WRITTEN PROBLEM =>
Count lines holding the word "para". Only the number is wanted.

— begin DATASET ENTRIES —

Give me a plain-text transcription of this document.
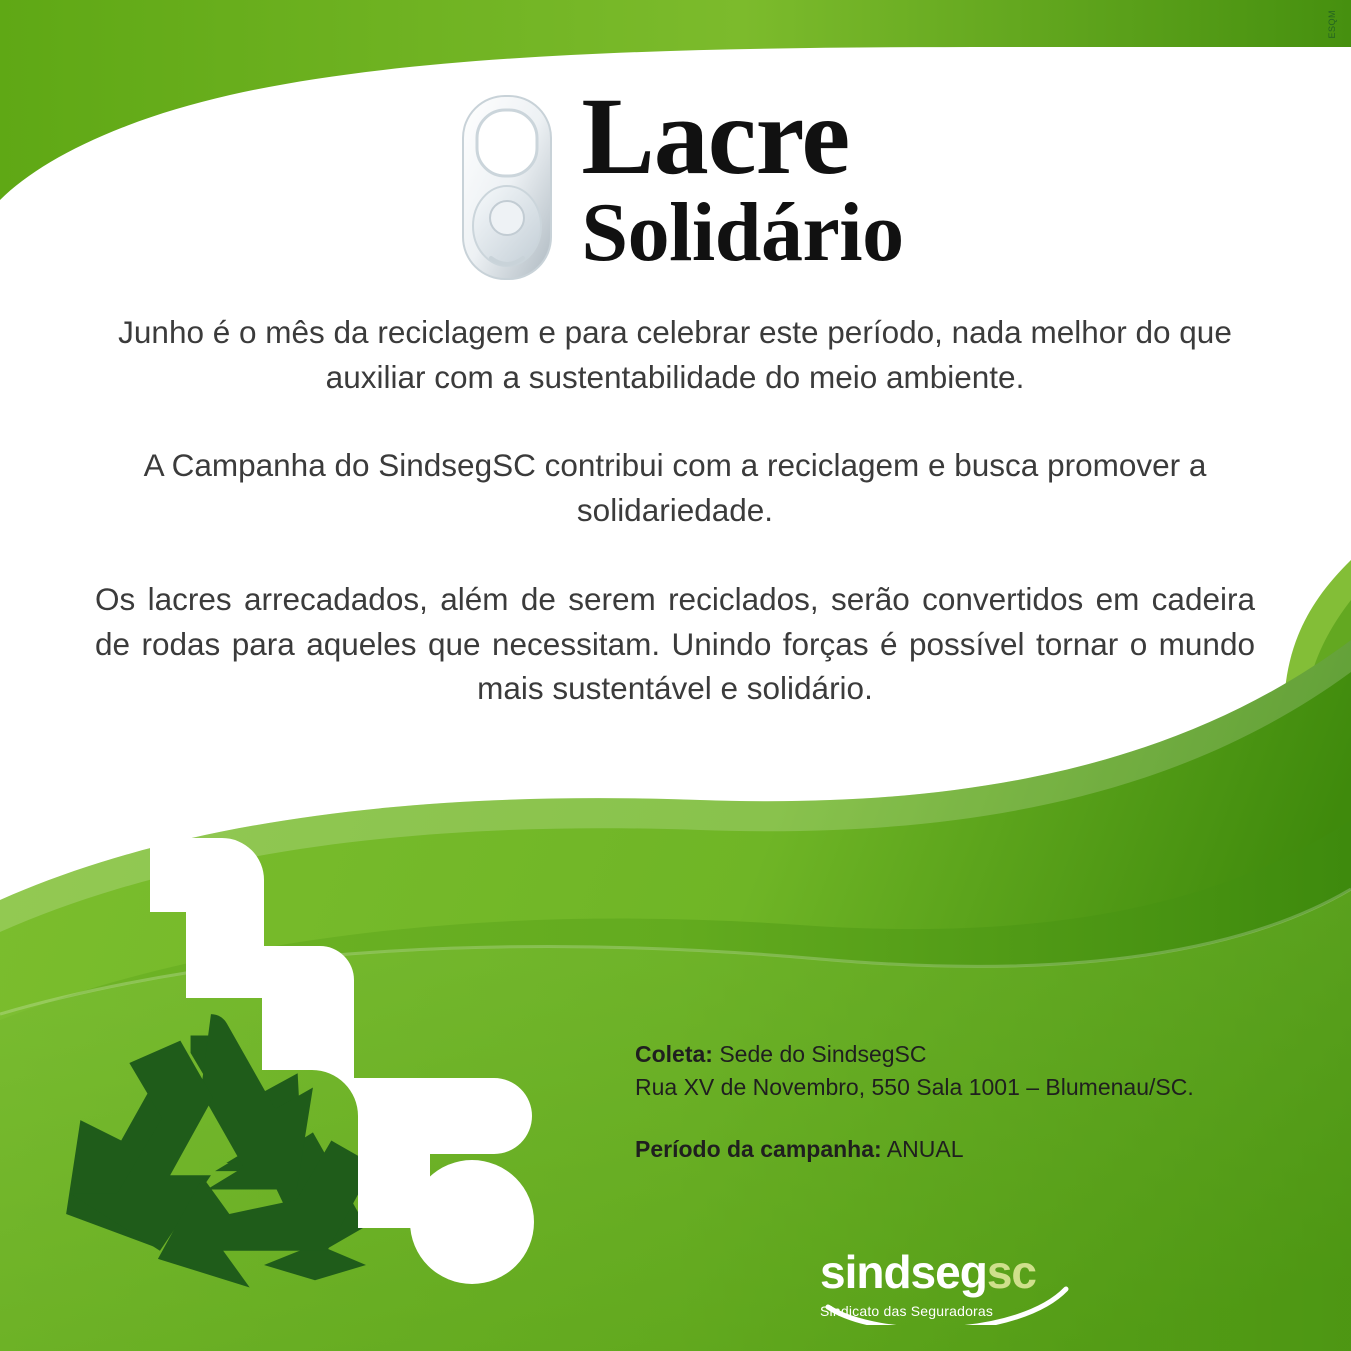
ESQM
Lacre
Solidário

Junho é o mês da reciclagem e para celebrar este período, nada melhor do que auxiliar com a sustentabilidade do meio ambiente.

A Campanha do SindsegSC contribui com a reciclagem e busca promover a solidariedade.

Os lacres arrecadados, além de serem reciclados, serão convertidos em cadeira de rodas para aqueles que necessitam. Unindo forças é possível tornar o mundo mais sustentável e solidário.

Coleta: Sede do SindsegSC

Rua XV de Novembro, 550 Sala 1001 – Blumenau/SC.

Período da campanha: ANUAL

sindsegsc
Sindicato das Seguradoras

— end DATASET ENTRIES —

ANSWER FOR THIS EXERCISE =>
2